- [Task]:
Copy nothing but the text: reproduce each line of the listing exactly and leave the pictures out.

- [Information given]:
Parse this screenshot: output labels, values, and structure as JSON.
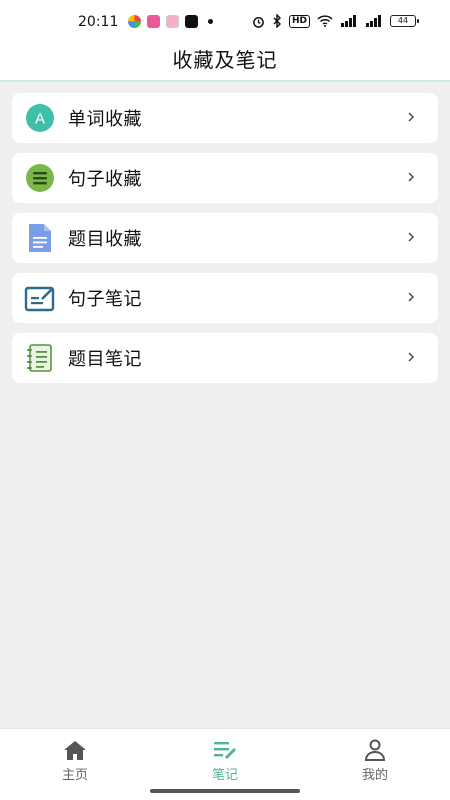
{
  "status_bar": {
    "time": "20:11",
    "right_text": "HD",
    "battery": "44"
  },
  "header": {
    "title": "收藏及笔记"
  },
  "list": [
    {
      "label": "单词收藏",
      "icon": "letter-a-icon"
    },
    {
      "label": "句子收藏",
      "icon": "lines-circle-icon"
    },
    {
      "label": "题目收藏",
      "icon": "document-icon"
    },
    {
      "label": "句子笔记",
      "icon": "edit-note-icon"
    },
    {
      "label": "题目笔记",
      "icon": "notebook-icon"
    }
  ],
  "list_icon_letter": "A",
  "nav": [
    {
      "label": "主页",
      "icon": "home-icon"
    },
    {
      "label": "笔记",
      "icon": "notes-pen-icon",
      "active": true
    },
    {
      "label": "我的",
      "icon": "person-icon"
    }
  ],
  "colors": {
    "accent": "#52b39b",
    "background": "#efefef",
    "teal_icon": "#3fbfa8",
    "green_icon": "#7ab648",
    "blue_icon": "#7b9ee8",
    "navy_icon": "#2e6b8f"
  }
}
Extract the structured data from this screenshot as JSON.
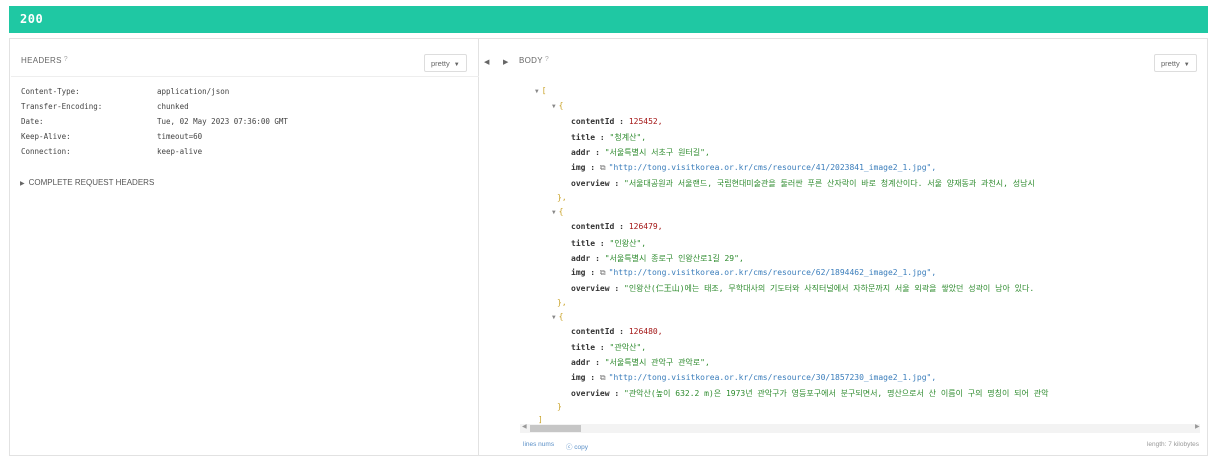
{
  "status_code": "200",
  "headers_panel": {
    "title": "HEADERS",
    "help": "?",
    "pretty_label": "pretty",
    "caret": "▼",
    "rows": [
      {
        "key": "Content-Type:",
        "value": "application/json"
      },
      {
        "key": "Transfer-Encoding:",
        "value": "chunked"
      },
      {
        "key": "Date:",
        "value": "Tue, 02 May 2023 07:36:00 GMT"
      },
      {
        "key": "Keep-Alive:",
        "value": "timeout=60"
      },
      {
        "key": "Connection:",
        "value": "keep-alive"
      }
    ],
    "complete_label": "COMPLETE REQUEST HEADERS",
    "complete_icon": "▶"
  },
  "collapse_left_icon": "◀",
  "collapse_right_icon": "▶",
  "body_panel": {
    "title": "BODY",
    "help": "?",
    "pretty_label": "pretty",
    "caret": "▼",
    "fold_icon": "▼",
    "ext_icon": "⧉",
    "open_bracket": "[",
    "close_bracket": "]",
    "open_brace": "{",
    "close_brace": "}",
    "close_brace_comma": "},",
    "key_content_id": "contentId :",
    "key_title": "title :",
    "key_addr": "addr :",
    "key_img": "img :",
    "key_overview": "overview :",
    "items": [
      {
        "contentId": "125452,",
        "title": "\"청계산\",",
        "addr": "\"서울특별시 서초구 원터길\",",
        "img": "\"http://tong.visitkorea.or.kr/cms/resource/41/2023841_image2_1.jpg\",",
        "overview": "\"서울대공원과 서울랜드, 국립현대미술관을 둘러싼 푸른 산자락이 바로 청계산이다. 서울 양재동과 과천시, 성남시"
      },
      {
        "contentId": "126479,",
        "title": "\"인왕산\",",
        "addr": "\"서울특별시 종로구 인왕산로1길 29\",",
        "img": "\"http://tong.visitkorea.or.kr/cms/resource/62/1894462_image2_1.jpg\",",
        "overview": "\"인왕산(仁王山)에는 태조, 무학대사의 기도터와 사직터널에서 자하문까지 서울 외곽을 쌓았던 성곽이 남아 있다."
      },
      {
        "contentId": "126480,",
        "title": "\"관악산\",",
        "addr": "\"서울특별시 관악구 관악로\",",
        "img": "\"http://tong.visitkorea.or.kr/cms/resource/30/1857230_image2_1.jpg\",",
        "overview": "\"관악산(높이 632.2 m)은 1973년 관악구가 영등포구에서 분구되면서, 명산으로서 산 이름이 구의 명칭이 되어 관악"
      }
    ]
  },
  "scroll_left_icon": "◀",
  "scroll_right_icon": "▶",
  "footer": {
    "line_nums": "lines nums",
    "copy": "ⓒ copy",
    "length": "length: 7 kilobytes"
  },
  "colors": {
    "status_bar": "#1fc8a3",
    "json_key": "#333333",
    "json_number": "#a31515",
    "json_string": "#2e8b2e",
    "json_url": "#3a7dbb",
    "json_bracket": "#c9a227"
  }
}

- [Written answer]:
Parse this screenshot: output labels, values, and structure as JSON.
{
  "status_bar": {
    "time": "20:11",
    "right_text": "HD",
    "battery": "44"
  },
  "header": {
    "title": "收藏及笔记"
  },
  "list": [
    {
      "label": "单词收藏",
      "icon": "letter-a-icon"
    },
    {
      "label": "句子收藏",
      "icon": "lines-circle-icon"
    },
    {
      "label": "题目收藏",
      "icon": "document-icon"
    },
    {
      "label": "句子笔记",
      "icon": "edit-note-icon"
    },
    {
      "label": "题目笔记",
      "icon": "notebook-icon"
    }
  ],
  "list_icon_letter": "A",
  "nav": [
    {
      "label": "主页",
      "icon": "home-icon"
    },
    {
      "label": "笔记",
      "icon": "notes-pen-icon",
      "active": true
    },
    {
      "label": "我的",
      "icon": "person-icon"
    }
  ],
  "colors": {
    "accent": "#52b39b",
    "background": "#efefef",
    "teal_icon": "#3fbfa8",
    "green_icon": "#7ab648",
    "blue_icon": "#7b9ee8",
    "navy_icon": "#2e6b8f"
  }
}
Extract the structured data from this screenshot as JSON.
{
  "status_code": "200",
  "headers_panel": {
    "title": "HEADERS",
    "help": "?",
    "pretty_label": "pretty",
    "caret": "▼",
    "rows": [
      {
        "key": "Content-Type:",
        "value": "application/json"
      },
      {
        "key": "Transfer-Encoding:",
        "value": "chunked"
      },
      {
        "key": "Date:",
        "value": "Tue, 02 May 2023 07:36:00 GMT"
      },
      {
        "key": "Keep-Alive:",
        "value": "timeout=60"
      },
      {
        "key": "Connection:",
        "value": "keep-alive"
      }
    ],
    "complete_label": "COMPLETE REQUEST HEADERS",
    "complete_icon": "▶"
  },
  "collapse_left_icon": "◀",
  "collapse_right_icon": "▶",
  "body_panel": {
    "title": "BODY",
    "help": "?",
    "pretty_label": "pretty",
    "caret": "▼",
    "fold_icon": "▼",
    "ext_icon": "⧉",
    "open_bracket": "[",
    "close_bracket": "]",
    "open_brace": "{",
    "close_brace": "}",
    "close_brace_comma": "},",
    "key_content_id": "contentId :",
    "key_title": "title :",
    "key_addr": "addr :",
    "key_img": "img :",
    "key_overview": "overview :",
    "items": [
      {
        "contentId": "125452,",
        "title": "\"청계산\",",
        "addr": "\"서울특별시 서초구 원터길\",",
        "img": "\"http://tong.visitkorea.or.kr/cms/resource/41/2023841_image2_1.jpg\",",
        "overview": "\"서울대공원과 서울랜드, 국립현대미술관을 둘러싼 푸른 산자락이 바로 청계산이다. 서울 양재동과 과천시, 성남시"
      },
      {
        "contentId": "126479,",
        "title": "\"인왕산\",",
        "addr": "\"서울특별시 종로구 인왕산로1길 29\",",
        "img": "\"http://tong.visitkorea.or.kr/cms/resource/62/1894462_image2_1.jpg\",",
        "overview": "\"인왕산(仁王山)에는 태조, 무학대사의 기도터와 사직터널에서 자하문까지 서울 외곽을 쌓았던 성곽이 남아 있다."
      },
      {
        "contentId": "126480,",
        "title": "\"관악산\",",
        "addr": "\"서울특별시 관악구 관악로\",",
        "img": "\"http://tong.visitkorea.or.kr/cms/resource/30/1857230_image2_1.jpg\",",
        "overview": "\"관악산(높이 632.2 m)은 1973년 관악구가 영등포구에서 분구되면서, 명산으로서 산 이름이 구의 명칭이 되어 관악"
      }
    ]
  },
  "scroll_left_icon": "◀",
  "scroll_right_icon": "▶",
  "footer": {
    "line_nums": "lines nums",
    "copy": "ⓒ copy",
    "length": "length: 7 kilobytes"
  },
  "colors": {
    "status_bar": "#1fc8a3",
    "json_key": "#333333",
    "json_number": "#a31515",
    "json_string": "#2e8b2e",
    "json_url": "#3a7dbb",
    "json_bracket": "#c9a227"
  }
}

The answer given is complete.